start
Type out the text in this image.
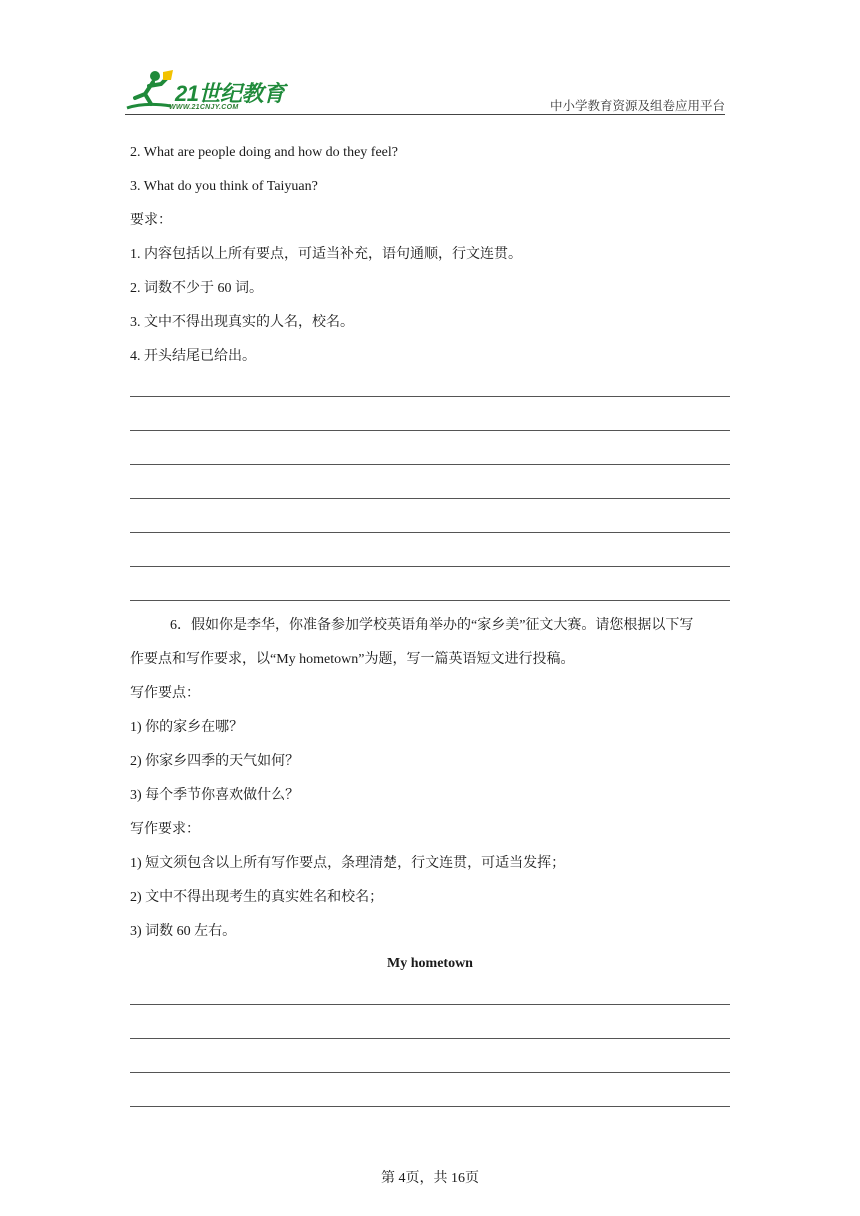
21世纪教育
WWW.21CNJY.COM	中小学教育资源及组卷应用平台
2. What are people doing and how do they feel?
3. What do you think of Taiyuan?
要求：
1. 内容包括以上所有要点，可适当补充，语句通顺，行文连贯。
2. 词数不少于 60 词。
3. 文中不得出现真实的人名，校名。
4. 开头结尾已给出。
6．假如你是李华，你准备参加学校英语角举办的“家乡美”征文大赛。请您根据以下写
作要点和写作要求，以“My hometown”为题，写一篇英语短文进行投稿。
写作要点：
1) 你的家乡在哪？
2) 你家乡四季的天气如何？
3) 每个季节你喜欢做什么？
写作要求：
1) 短文须包含以上所有写作要点，条理清楚，行文连贯，可适当发挥；
2) 文中不得出现考生的真实姓名和校名；
3) 词数 60 左右。
My hometown
第 4页，共 16页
end
PROBLEM TO SOLVE
Tell how many lines of the material above hold "hometown", answering with a bare number.

ANSWER IN FULL
2